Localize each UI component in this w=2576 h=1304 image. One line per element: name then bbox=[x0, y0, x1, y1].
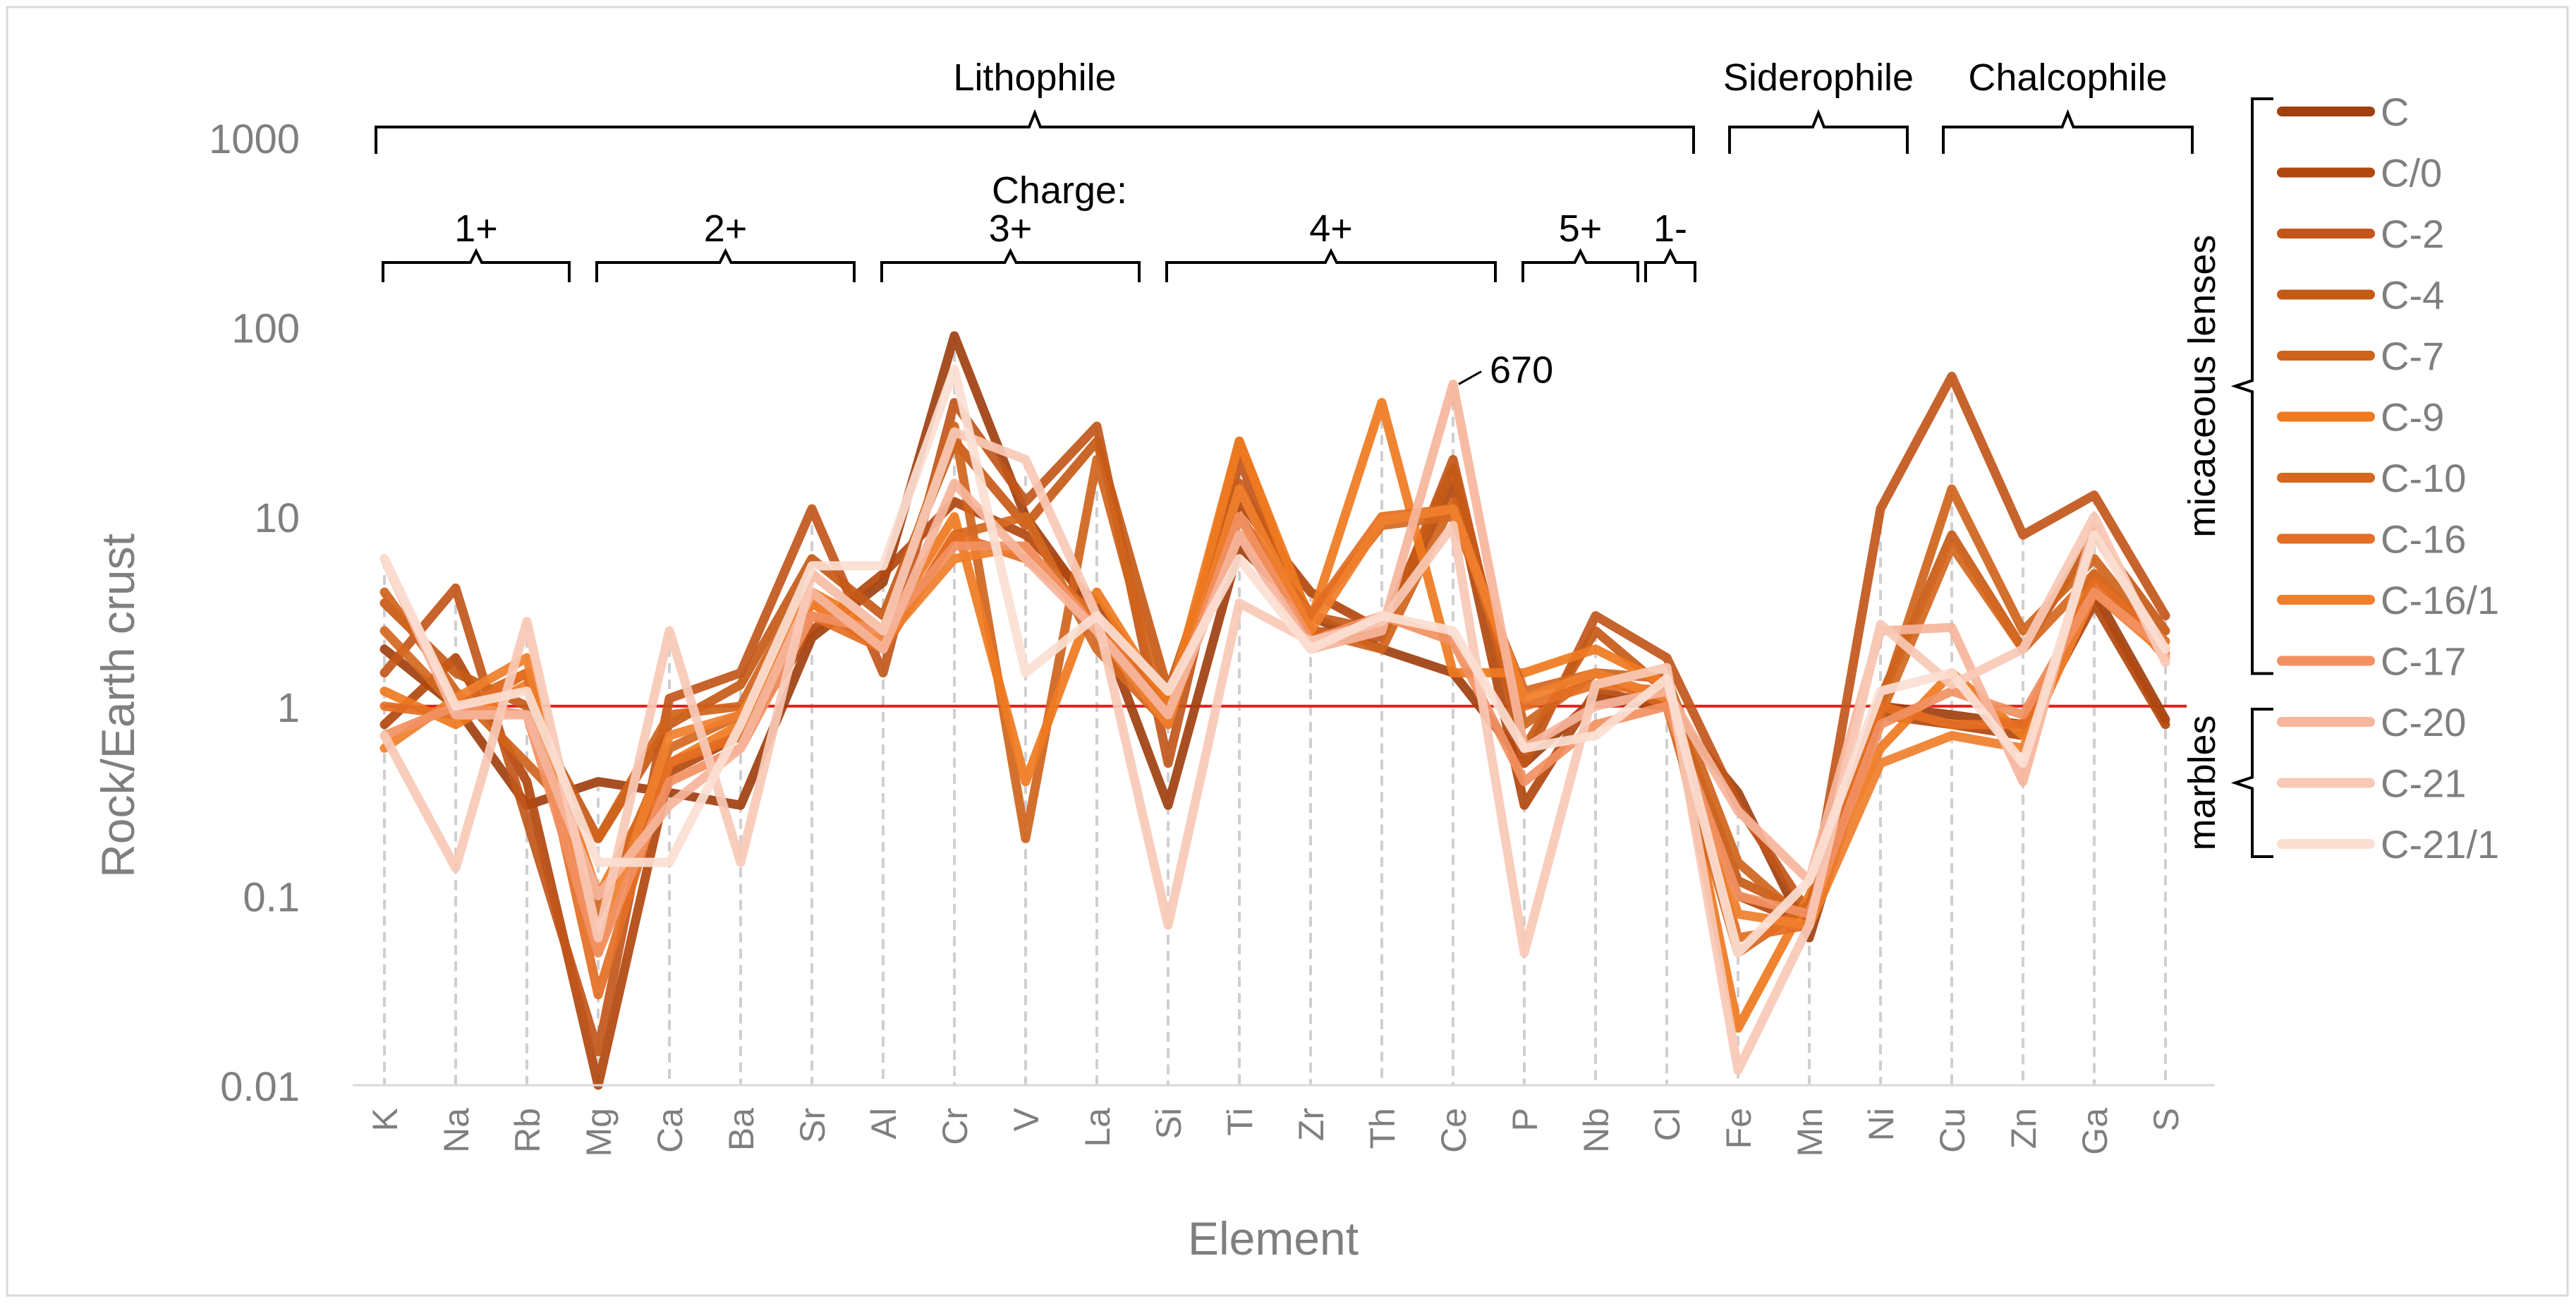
x-tick-label-na: Na bbox=[437, 1108, 476, 1153]
charge-bracket-2 bbox=[880, 248, 1141, 282]
charge-group-label: 1- bbox=[1653, 207, 1687, 250]
x-tick-label-mg: Mg bbox=[579, 1108, 619, 1157]
x-tick-label-k: K bbox=[365, 1108, 405, 1131]
x-tick-label-nb: Nb bbox=[1576, 1108, 1616, 1153]
series-line-c-21-1 bbox=[379, 364, 2170, 958]
legend-label: C-2 bbox=[2381, 212, 2444, 256]
legend-label: C-21 bbox=[2381, 761, 2466, 806]
x-tick-label-v: V bbox=[1007, 1107, 1046, 1131]
x-tick-label-ni: Ni bbox=[1861, 1108, 1901, 1141]
x-tick-label-zn: Zn bbox=[2004, 1108, 2043, 1149]
legend-label: C-7 bbox=[2381, 334, 2444, 378]
legend-label: C-20 bbox=[2381, 700, 2466, 744]
group-label-siderophile: Siderophile bbox=[1723, 56, 1914, 99]
group-bracket-chalcophile bbox=[1942, 109, 2194, 154]
x-tick-label-ba: Ba bbox=[722, 1108, 761, 1151]
group-label-chalcophile: Chalcophile bbox=[1968, 56, 2167, 99]
annotation-label: 670 bbox=[1490, 349, 1553, 391]
legend-label: C-17 bbox=[2381, 639, 2466, 684]
charge-bracket-5 bbox=[1644, 248, 1696, 282]
charge-bracket-3 bbox=[1165, 248, 1497, 282]
charge-group-label: 3+ bbox=[989, 207, 1033, 250]
y-tick-label: 100 bbox=[231, 306, 300, 352]
legend-group-bracket-0 bbox=[2230, 97, 2273, 675]
series-line-c-16-1 bbox=[379, 484, 2170, 958]
x-tick-label-cl: Cl bbox=[1648, 1108, 1687, 1141]
charge-label: Charge: bbox=[992, 169, 1127, 212]
x-tick-label-ca: Ca bbox=[650, 1108, 690, 1153]
x-tick-label-mn: Mn bbox=[1790, 1108, 1830, 1157]
legend-label: C-10 bbox=[2381, 456, 2466, 500]
x-tick-label-cu: Cu bbox=[1933, 1108, 1972, 1153]
charge-group-label: 1+ bbox=[454, 207, 498, 250]
charge-group-label: 5+ bbox=[1559, 207, 1603, 250]
charge-bracket-4 bbox=[1521, 248, 1639, 282]
x-tick-label-s: S bbox=[2146, 1108, 2186, 1131]
legend-label: C-21/1 bbox=[2381, 822, 2499, 867]
series-line-c-21 bbox=[379, 427, 2170, 1075]
y-tick-label: 10 bbox=[254, 495, 300, 541]
charge-group-label: 4+ bbox=[1309, 207, 1353, 250]
x-tick-label-ga: Ga bbox=[2075, 1108, 2115, 1155]
y-tick-label: 1000 bbox=[209, 116, 300, 162]
y-tick-label: 0.1 bbox=[243, 874, 300, 920]
x-tick-label-ce: Ce bbox=[1434, 1108, 1474, 1153]
x-tick-label-al: Al bbox=[864, 1108, 904, 1139]
group-bracket-lithophile bbox=[375, 109, 1695, 154]
x-tick-label-ti: Ti bbox=[1220, 1108, 1260, 1136]
x-tick-label-la: La bbox=[1078, 1108, 1117, 1147]
legend-label: C-16 bbox=[2381, 517, 2466, 562]
charge-group-label: 2+ bbox=[704, 207, 748, 250]
charge-bracket-1 bbox=[595, 248, 856, 282]
y-tick-label: 1 bbox=[277, 685, 300, 731]
y-tick-label: 0.01 bbox=[220, 1064, 300, 1110]
group-label-lithophile: Lithophile bbox=[953, 56, 1116, 99]
x-axis-title: Element bbox=[1188, 1212, 1359, 1264]
x-tick-label-p: P bbox=[1505, 1108, 1545, 1131]
x-tick-label-zr: Zr bbox=[1292, 1108, 1331, 1141]
legend-group-label: marbles bbox=[2181, 715, 2223, 850]
legend-group-label: micaceous lenses bbox=[2181, 235, 2223, 538]
legend-label: C-4 bbox=[2381, 273, 2444, 318]
legend-label: C-16/1 bbox=[2381, 578, 2499, 622]
y-axis-title: Rock/Earth crust bbox=[92, 533, 144, 878]
x-tick-label-cr: Cr bbox=[935, 1108, 975, 1145]
group-bracket-siderophile bbox=[1728, 109, 1909, 154]
x-tick-label-sr: Sr bbox=[793, 1108, 832, 1143]
series-line-c-17 bbox=[379, 512, 2170, 958]
legend-label: C/0 bbox=[2381, 151, 2442, 195]
legend-group-bracket-1 bbox=[2230, 708, 2273, 858]
charge-bracket-0 bbox=[382, 248, 571, 282]
annotation-leader bbox=[1458, 370, 1482, 385]
legend-label: C-9 bbox=[2381, 395, 2444, 440]
x-tick-label-fe: Fe bbox=[1719, 1108, 1758, 1149]
legend-label: C bbox=[2381, 90, 2409, 134]
x-tick-label-si: Si bbox=[1149, 1108, 1189, 1139]
x-tick-label-th: Th bbox=[1363, 1108, 1402, 1149]
x-tick-label-rb: Rb bbox=[508, 1108, 547, 1153]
○ ○ ○ ○
### 简短任务
将“legend-label”替换为“legend-text”，重新写出从含有“x-tick-label-na: Na bbox=[437, 1108, 476, 1153]”的那一行起、到含有“x-tick-label-v: V bbox=[1007, 1107, 1046, 1131]”的那一行为止（两行均包括在内）的各行，其余内容保持不变。

### 任务答案
x-tick-label-na: Na bbox=[437, 1108, 476, 1153]
charge-bracket-2 bbox=[880, 248, 1141, 282]
charge-group-label: 1- bbox=[1653, 207, 1687, 250]
x-tick-label-mg: Mg bbox=[579, 1108, 619, 1157]
x-tick-label-k: K bbox=[365, 1108, 405, 1131]
x-tick-label-nb: Nb bbox=[1576, 1108, 1616, 1153]
series-line-c-21-1 bbox=[379, 364, 2170, 958]
legend-text: C-2 bbox=[2381, 212, 2444, 256]
legend-text: C-21 bbox=[2381, 761, 2466, 806]
x-tick-label-v: V bbox=[1007, 1107, 1046, 1131]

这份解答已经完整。